### SELECTED TEXT ###
DAVID Howell admits there is room for improvement in his game, despite making his first cut on the European Tour in eight months at the British Masters in Southport last week.

Swindon star Howell made five birdies in 11 holes in last Friday’s second round at Hillside Golf Club to end the first half of the competition two-under.

That was enough to make the cut by a single shot – the first time he has done so on Tour this season.

A pair of one-under rounds on days three and four ensured the 43-year-old ended the event four-under in a tie for 42nd place – pocketing more than £15,000 in prize money.

But the two-time Ryder Cup winner admits improving his performance from tee to green is crucial if he is to build on his form when next taking to the course in Denmark a week on Thursday.

Howell said: “I really did struggle from tee to green, I wasn’t comfortable.

“I need to improve my hitting and work on my swing. I’m not hitting the ball well enough at the moment to play against the best players in Europe.
### DATASET CONTENT ###
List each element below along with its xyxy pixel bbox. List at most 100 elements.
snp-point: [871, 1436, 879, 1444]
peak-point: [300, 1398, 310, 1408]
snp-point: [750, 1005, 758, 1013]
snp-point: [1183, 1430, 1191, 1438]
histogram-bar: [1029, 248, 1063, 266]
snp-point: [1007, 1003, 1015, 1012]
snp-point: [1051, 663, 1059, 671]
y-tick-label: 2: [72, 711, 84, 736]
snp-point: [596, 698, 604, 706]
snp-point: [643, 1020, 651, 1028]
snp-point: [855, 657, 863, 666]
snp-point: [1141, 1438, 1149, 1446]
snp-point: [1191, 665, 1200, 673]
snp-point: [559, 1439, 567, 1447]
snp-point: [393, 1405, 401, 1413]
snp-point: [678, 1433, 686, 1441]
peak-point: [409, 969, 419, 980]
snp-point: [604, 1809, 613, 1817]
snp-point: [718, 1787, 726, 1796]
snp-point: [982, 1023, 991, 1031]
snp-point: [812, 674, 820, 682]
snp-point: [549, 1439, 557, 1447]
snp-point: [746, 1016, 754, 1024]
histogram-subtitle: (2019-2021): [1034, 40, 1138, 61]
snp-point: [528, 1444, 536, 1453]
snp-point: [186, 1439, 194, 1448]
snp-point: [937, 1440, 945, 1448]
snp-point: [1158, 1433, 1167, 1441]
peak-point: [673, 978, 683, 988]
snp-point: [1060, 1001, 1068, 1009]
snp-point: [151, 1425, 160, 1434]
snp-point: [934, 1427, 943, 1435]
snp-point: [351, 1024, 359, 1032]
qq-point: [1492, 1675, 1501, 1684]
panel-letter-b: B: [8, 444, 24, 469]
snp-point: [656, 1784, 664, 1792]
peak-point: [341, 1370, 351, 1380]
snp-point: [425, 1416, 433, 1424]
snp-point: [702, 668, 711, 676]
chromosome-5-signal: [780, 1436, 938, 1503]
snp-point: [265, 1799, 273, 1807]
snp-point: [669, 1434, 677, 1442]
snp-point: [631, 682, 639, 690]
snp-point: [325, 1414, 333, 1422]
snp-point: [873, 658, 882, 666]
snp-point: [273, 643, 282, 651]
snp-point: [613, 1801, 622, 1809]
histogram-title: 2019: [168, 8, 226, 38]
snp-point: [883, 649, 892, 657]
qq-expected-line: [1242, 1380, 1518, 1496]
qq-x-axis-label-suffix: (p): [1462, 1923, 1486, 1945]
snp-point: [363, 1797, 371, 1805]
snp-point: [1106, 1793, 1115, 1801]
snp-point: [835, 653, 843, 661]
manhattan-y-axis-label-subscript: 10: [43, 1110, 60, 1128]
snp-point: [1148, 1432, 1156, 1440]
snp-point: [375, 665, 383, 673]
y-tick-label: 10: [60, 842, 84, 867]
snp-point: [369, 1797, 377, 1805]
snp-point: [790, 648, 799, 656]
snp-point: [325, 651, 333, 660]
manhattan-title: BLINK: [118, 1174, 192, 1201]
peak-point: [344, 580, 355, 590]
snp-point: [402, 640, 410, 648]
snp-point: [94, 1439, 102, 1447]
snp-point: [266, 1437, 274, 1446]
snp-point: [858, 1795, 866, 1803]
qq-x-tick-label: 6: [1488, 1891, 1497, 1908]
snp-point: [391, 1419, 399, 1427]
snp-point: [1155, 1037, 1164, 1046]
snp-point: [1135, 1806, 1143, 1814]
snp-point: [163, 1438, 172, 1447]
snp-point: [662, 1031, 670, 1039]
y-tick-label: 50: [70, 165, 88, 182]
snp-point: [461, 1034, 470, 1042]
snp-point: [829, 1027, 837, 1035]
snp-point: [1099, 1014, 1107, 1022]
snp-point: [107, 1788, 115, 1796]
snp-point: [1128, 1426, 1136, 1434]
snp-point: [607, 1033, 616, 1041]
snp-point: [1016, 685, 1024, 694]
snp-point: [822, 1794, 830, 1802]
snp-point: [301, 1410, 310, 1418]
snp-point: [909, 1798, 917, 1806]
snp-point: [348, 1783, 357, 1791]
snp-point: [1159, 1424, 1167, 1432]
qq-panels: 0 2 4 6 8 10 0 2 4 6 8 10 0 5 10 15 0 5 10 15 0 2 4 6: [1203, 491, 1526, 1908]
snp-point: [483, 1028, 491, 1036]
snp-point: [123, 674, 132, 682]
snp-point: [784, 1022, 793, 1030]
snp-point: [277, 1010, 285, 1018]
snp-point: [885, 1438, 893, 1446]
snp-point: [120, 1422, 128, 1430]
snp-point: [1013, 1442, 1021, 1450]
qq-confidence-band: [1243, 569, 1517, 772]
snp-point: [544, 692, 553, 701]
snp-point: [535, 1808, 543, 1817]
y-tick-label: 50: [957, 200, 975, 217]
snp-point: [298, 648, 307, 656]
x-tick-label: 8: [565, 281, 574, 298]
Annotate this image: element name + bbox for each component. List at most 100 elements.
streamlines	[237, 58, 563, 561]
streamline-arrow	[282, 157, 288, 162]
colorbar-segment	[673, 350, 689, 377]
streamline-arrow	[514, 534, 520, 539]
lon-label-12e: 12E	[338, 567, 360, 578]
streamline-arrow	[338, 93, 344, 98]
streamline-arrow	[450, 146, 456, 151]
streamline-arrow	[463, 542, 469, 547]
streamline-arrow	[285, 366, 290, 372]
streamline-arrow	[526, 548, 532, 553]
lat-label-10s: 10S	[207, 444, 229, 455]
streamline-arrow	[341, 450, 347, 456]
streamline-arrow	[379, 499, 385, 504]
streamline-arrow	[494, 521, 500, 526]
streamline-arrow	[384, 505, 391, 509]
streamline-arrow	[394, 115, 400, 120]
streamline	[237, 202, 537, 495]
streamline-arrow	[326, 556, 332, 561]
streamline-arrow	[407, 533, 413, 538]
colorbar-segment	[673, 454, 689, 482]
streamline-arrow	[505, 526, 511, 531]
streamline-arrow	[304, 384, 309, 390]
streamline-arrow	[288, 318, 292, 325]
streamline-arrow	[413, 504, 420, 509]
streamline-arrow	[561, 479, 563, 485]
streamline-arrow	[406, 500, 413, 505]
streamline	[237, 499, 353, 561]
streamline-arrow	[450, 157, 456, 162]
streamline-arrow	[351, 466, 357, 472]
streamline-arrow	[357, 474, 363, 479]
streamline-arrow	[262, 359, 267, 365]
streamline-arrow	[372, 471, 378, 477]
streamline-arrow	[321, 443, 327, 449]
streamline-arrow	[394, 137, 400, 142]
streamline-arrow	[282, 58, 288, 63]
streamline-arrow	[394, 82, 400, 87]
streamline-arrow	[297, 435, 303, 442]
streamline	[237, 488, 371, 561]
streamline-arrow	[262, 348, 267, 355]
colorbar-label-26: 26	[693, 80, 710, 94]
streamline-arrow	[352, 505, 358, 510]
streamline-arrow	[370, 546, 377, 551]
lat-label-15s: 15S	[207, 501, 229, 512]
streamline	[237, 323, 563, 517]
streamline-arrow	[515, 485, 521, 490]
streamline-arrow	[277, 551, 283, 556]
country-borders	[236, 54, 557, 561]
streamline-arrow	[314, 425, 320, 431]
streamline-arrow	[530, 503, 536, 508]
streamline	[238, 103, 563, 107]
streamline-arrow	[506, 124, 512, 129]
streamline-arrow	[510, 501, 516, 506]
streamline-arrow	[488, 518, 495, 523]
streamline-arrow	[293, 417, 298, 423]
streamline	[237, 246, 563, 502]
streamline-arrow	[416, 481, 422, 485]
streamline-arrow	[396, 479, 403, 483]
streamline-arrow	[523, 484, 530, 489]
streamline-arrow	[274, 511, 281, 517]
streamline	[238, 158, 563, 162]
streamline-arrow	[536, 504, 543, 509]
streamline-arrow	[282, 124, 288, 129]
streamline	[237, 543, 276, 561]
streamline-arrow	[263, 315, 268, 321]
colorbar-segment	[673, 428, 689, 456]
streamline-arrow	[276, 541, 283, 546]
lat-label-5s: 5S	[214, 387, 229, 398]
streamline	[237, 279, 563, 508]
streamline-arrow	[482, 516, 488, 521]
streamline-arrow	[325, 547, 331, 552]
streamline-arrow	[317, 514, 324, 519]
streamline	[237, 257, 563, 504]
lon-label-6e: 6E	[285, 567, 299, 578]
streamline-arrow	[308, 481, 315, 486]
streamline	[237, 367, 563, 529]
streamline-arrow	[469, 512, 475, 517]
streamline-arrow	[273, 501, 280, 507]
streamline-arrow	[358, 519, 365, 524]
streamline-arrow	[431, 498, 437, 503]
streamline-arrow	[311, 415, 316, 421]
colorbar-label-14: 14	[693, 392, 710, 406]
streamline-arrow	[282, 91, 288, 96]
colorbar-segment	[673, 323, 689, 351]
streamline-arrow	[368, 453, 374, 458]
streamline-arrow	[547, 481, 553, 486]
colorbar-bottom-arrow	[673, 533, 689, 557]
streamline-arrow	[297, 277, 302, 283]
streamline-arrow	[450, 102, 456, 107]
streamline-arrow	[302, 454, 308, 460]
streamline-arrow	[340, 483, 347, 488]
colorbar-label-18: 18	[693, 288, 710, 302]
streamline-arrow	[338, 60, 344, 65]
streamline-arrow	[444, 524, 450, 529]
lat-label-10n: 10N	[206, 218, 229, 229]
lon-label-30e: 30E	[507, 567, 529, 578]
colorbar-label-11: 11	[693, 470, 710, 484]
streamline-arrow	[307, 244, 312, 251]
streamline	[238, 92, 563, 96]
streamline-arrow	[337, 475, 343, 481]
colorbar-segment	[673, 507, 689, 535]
###
REQUIRED TASK A: Using the golf report, decide whether each statement agrees with it, answering yes or no and quoting the deciding words: (i) Howell made five birdies in 11 holes during the second round. (ii) Howell finished the event in a tie for 40th place. (iii) Howell said he felt comfortable from tee to green.
REQUIRED TASK B: Reproduce from the golf report, word for word, the part that opens with the words containing "That was enough" and closes with "I wasn’t comfortable.".
REQUIRED TASK C: Rewrite the golf report's paragraph beginning "A pair of one-under rounds" as a short list, keeping its main facts.
The data above comes from a separate source.

SOLUTION A:
(i) Yes: "Swindon star Howell made five birdies in 11 holes in last Friday’s second round"
(ii) No: "ended the event four-under in a tie for 42nd place"
(iii) No: "I really did struggle from tee to green, I wasn’t comfortable."

SOLUTION B:
That was enough to make the cut by a single shot – the first time he has done so on Tour this season.

A pair of one-under rounds on days three and four ensured the 43-year-old ended the event four-under in a tie for 42nd place – pocketing more than £15,000 in prize money.

But the two-time Ryder Cup winner admits improving his performance from tee to green is crucial if he is to build on his form when next taking to the course in Denmark a week on Thursday.

Howell said: “I really did struggle from tee to green, I wasn’t comfortable.

SOLUTION C:
- Rounds three and four: one-under each
- Howell's age: 43
- Final score: four-under
- Finish: tie for 42nd place
- Prize money: more than £15,000